- [Set task]
Repeat each line of the material below exactly as it appears, minus any pictures.

- [Record set]
[Start]

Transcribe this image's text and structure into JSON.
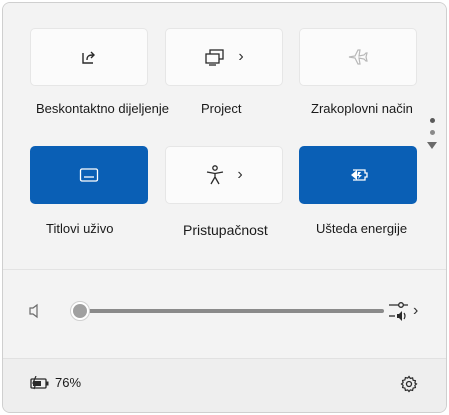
{
  "tiles": [
    {
      "label": "Beskontaktno dijeljenje",
      "icon": "share-icon",
      "state": "off",
      "has_chevron": false
    },
    {
      "label": "Project",
      "icon": "project-icon",
      "state": "off",
      "has_chevron": true
    },
    {
      "label": "Zrakoplovni način",
      "icon": "airplane-icon",
      "state": "disabled",
      "has_chevron": false
    },
    {
      "label": "Titlovi uživo",
      "icon": "captions-icon",
      "state": "on",
      "has_chevron": false
    },
    {
      "label": "Pristupačnost",
      "icon": "accessibility-icon",
      "state": "off",
      "has_chevron": true
    },
    {
      "label": "Ušteda energije",
      "icon": "energy-saver-icon",
      "state": "on",
      "has_chevron": false
    }
  ],
  "pager": {
    "pages": 2,
    "current": 1
  },
  "volume": {
    "icon": "speaker-muted-icon",
    "level": 0
  },
  "audio_output": {
    "icon": "audio-output-icon"
  },
  "footer": {
    "battery_percent": "76%",
    "battery_icon": "battery-charging-icon",
    "settings_icon": "settings-gear-icon"
  },
  "colors": {
    "accent": "#0a5fb5",
    "panel_bg": "#f3f3f3",
    "tile_bg": "#fbfbfb"
  }
}
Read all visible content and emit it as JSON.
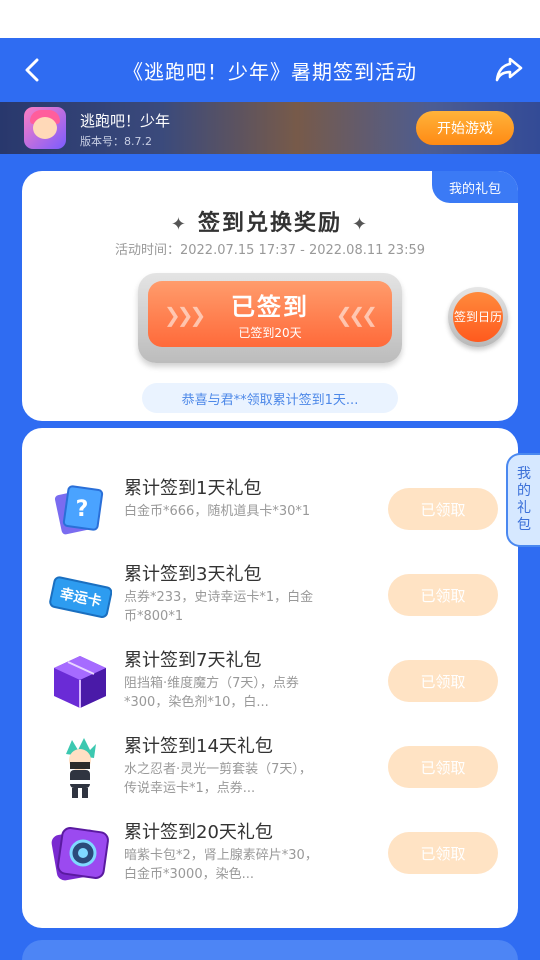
{
  "header": {
    "title": "《逃跑吧！少年》暑期签到活动",
    "back_icon": "chevron-left-icon",
    "share_icon": "share-icon"
  },
  "game": {
    "name": "逃跑吧！少年",
    "version": "版本号：8.7.2",
    "start_label": "开始游戏"
  },
  "signin": {
    "gift_tab": "我的礼包",
    "title": "签到兑换奖励",
    "time": "活动时间：2022.07.15 17:37 - 2022.08.11 23:59",
    "button_main": "已签到",
    "button_sub": "已签到20天",
    "calendar_label": "签到日历",
    "notice": "恭喜与君**领取累计签到1天..."
  },
  "side_tab": "我的礼包",
  "rewards": [
    {
      "title": "累计签到1天礼包",
      "desc": "白金币*666，随机道具卡*30*1",
      "button": "已领取"
    },
    {
      "title": "累计签到3天礼包",
      "desc": "点券*233，史诗幸运卡*1，白金币*800*1",
      "button": "已领取"
    },
    {
      "title": "累计签到7天礼包",
      "desc": "阻挡箱·维度魔方（7天），点券*300，染色剂*10，白...",
      "button": "已领取"
    },
    {
      "title": "累计签到14天礼包",
      "desc": "水之忍者·灵光一剪套装（7天），传说幸运卡*1，点券...",
      "button": "已领取"
    },
    {
      "title": "累计签到20天礼包",
      "desc": "暗紫卡包*2，肾上腺素碎片*30，白金币*3000，染色...",
      "button": "已领取"
    }
  ],
  "reward_icons": [
    "mystery-card-icon",
    "lucky-card-icon",
    "purple-cube-icon",
    "ninja-character-icon",
    "purple-card-pack-icon"
  ],
  "lucky_card_text": "幸运卡",
  "colors": {
    "primary_blue": "#2f6cf2",
    "sign_orange": "#ff7a48",
    "claimed_button": "#ffe3c4",
    "notice_text": "#4d88e8"
  }
}
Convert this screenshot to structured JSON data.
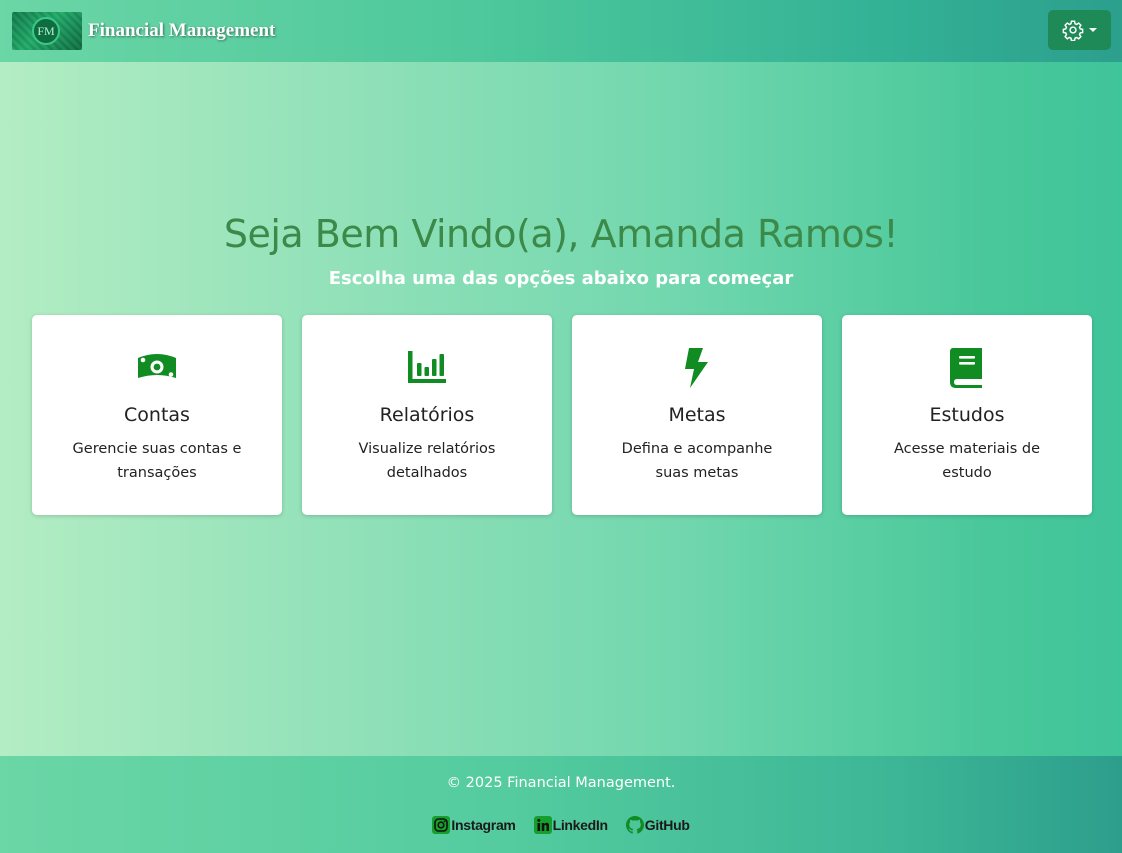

[End]

- [The result]
Transcribe this image's text and structure into JSON.
{
  "tiles": [
    {
      "label": "Beskontaktno dijeljenje",
      "icon": "share-icon",
      "state": "off",
      "has_chevron": false
    },
    {
      "label": "Project",
      "icon": "project-icon",
      "state": "off",
      "has_chevron": true
    },
    {
      "label": "Zrakoplovni način",
      "icon": "airplane-icon",
      "state": "disabled",
      "has_chevron": false
    },
    {
      "label": "Titlovi uživo",
      "icon": "captions-icon",
      "state": "on",
      "has_chevron": false
    },
    {
      "label": "Pristupačnost",
      "icon": "accessibility-icon",
      "state": "off",
      "has_chevron": true
    },
    {
      "label": "Ušteda energije",
      "icon": "energy-saver-icon",
      "state": "on",
      "has_chevron": false
    }
  ],
  "pager": {
    "pages": 2,
    "current": 1
  },
  "volume": {
    "icon": "speaker-muted-icon",
    "level": 0
  },
  "audio_output": {
    "icon": "audio-output-icon"
  },
  "footer": {
    "battery_percent": "76%",
    "battery_icon": "battery-charging-icon",
    "settings_icon": "settings-gear-icon"
  },
  "colors": {
    "accent": "#0a5fb5",
    "panel_bg": "#f3f3f3",
    "tile_bg": "#fbfbfb"
  }
}
Read all visible content and emit it as JSON.
{
  "header": {
    "title": "《逃跑吧！少年》暑期签到活动",
    "back_icon": "chevron-left-icon",
    "share_icon": "share-icon"
  },
  "game": {
    "name": "逃跑吧！少年",
    "version": "版本号：8.7.2",
    "start_label": "开始游戏"
  },
  "signin": {
    "gift_tab": "我的礼包",
    "title": "签到兑换奖励",
    "time": "活动时间：2022.07.15 17:37 - 2022.08.11 23:59",
    "button_main": "已签到",
    "button_sub": "已签到20天",
    "calendar_label": "签到日历",
    "notice": "恭喜与君**领取累计签到1天..."
  },
  "side_tab": "我的礼包",
  "rewards": [
    {
      "title": "累计签到1天礼包",
      "desc": "白金币*666，随机道具卡*30*1",
      "button": "已领取"
    },
    {
      "title": "累计签到3天礼包",
      "desc": "点券*233，史诗幸运卡*1，白金币*800*1",
      "button": "已领取"
    },
    {
      "title": "累计签到7天礼包",
      "desc": "阻挡箱·维度魔方（7天），点券*300，染色剂*10，白...",
      "button": "已领取"
    },
    {
      "title": "累计签到14天礼包",
      "desc": "水之忍者·灵光一剪套装（7天），传说幸运卡*1，点券...",
      "button": "已领取"
    },
    {
      "title": "累计签到20天礼包",
      "desc": "暗紫卡包*2，肾上腺素碎片*30，白金币*3000，染色...",
      "button": "已领取"
    }
  ],
  "reward_icons": [
    "mystery-card-icon",
    "lucky-card-icon",
    "purple-cube-icon",
    "ninja-character-icon",
    "purple-card-pack-icon"
  ],
  "lucky_card_text": "幸运卡",
  "colors": {
    "primary_blue": "#2f6cf2",
    "sign_orange": "#ff7a48",
    "claimed_button": "#ffe3c4",
    "notice_text": "#4d88e8"
  }
}
Convert this screenshot to structured JSON data.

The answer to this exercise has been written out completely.